Please quote every line word for word.

+++ Data for this task

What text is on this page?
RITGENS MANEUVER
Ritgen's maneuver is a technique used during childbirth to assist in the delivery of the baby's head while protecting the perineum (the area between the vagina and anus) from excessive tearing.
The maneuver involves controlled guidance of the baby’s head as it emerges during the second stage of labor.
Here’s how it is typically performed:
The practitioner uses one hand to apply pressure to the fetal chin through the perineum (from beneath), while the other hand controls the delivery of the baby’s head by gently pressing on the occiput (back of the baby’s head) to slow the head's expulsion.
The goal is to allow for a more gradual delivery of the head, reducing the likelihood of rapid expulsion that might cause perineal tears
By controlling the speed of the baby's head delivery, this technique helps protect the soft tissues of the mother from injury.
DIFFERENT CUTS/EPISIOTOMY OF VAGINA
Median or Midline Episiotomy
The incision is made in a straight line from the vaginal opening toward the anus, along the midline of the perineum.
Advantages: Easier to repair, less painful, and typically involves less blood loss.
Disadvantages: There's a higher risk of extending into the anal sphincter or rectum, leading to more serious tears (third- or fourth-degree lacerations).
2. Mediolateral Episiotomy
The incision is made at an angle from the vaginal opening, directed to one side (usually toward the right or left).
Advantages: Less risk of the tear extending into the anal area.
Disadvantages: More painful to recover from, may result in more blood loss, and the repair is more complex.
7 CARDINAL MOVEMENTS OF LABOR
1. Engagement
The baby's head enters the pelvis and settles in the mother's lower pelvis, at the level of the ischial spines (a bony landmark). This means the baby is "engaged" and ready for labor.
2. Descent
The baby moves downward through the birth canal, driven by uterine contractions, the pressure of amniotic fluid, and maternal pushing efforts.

++++++

▶ Finished exercise:
What text is on this page?
RITGENS MANEUVER
Ritgen's maneuver is a technique used during childbirth to assist in the delivery of the baby's head while protecting the perineum (the area between the vagina and anus) from excessive tearing.
The maneuver involves controlled guidance of the baby’s head as it emerges during the second stage of labor.
Here’s how it is typically performed:
The practitioner uses one hand to apply pressure to the fetal chin through the perineum (from beneath), while the other hand controls the delivery of the baby’s head by gently pressing on the occiput (back of the baby’s head) to slow the head's expulsion.
The goal is to allow for a more gradual delivery of the head, reducing the likelihood of rapid expulsion that might cause perineal tears
By controlling the speed of the baby's head delivery, this technique helps protect the soft tissues of the mother from injury.
DIFFERENT CUTS/EPISIOTOMY OF VAGINA
Median or Midline Episiotomy
The incision is made in a straight line from the vaginal opening toward the anus, along the midline of the perineum.
Advantages: Easier to repair, less painful, and typically involves less blood loss.
Disadvantages: There's a higher risk of extending into the anal sphincter or rectum, leading to more serious tears (third- or fourth-degree lacerations).
2. Mediolateral Episiotomy
The incision is made at an angle from the vaginal opening, directed to one side (usually toward the right or left).
Advantages: Less risk of the tear extending into the anal area.
Disadvantages: More painful to recover from, may result in more blood loss, and the repair is more complex.
7 CARDINAL MOVEMENTS OF LABOR
1. Engagement
The baby's head enters the pelvis and settles in the mother's lower pelvis, at the level of the ischial spines (a bony landmark). This means the baby is "engaged" and ready for labor.
2. Descent
The baby moves downward through the birth canal, driven by uterine contractions, the pressure of amniotic fluid, and maternal pushing efforts.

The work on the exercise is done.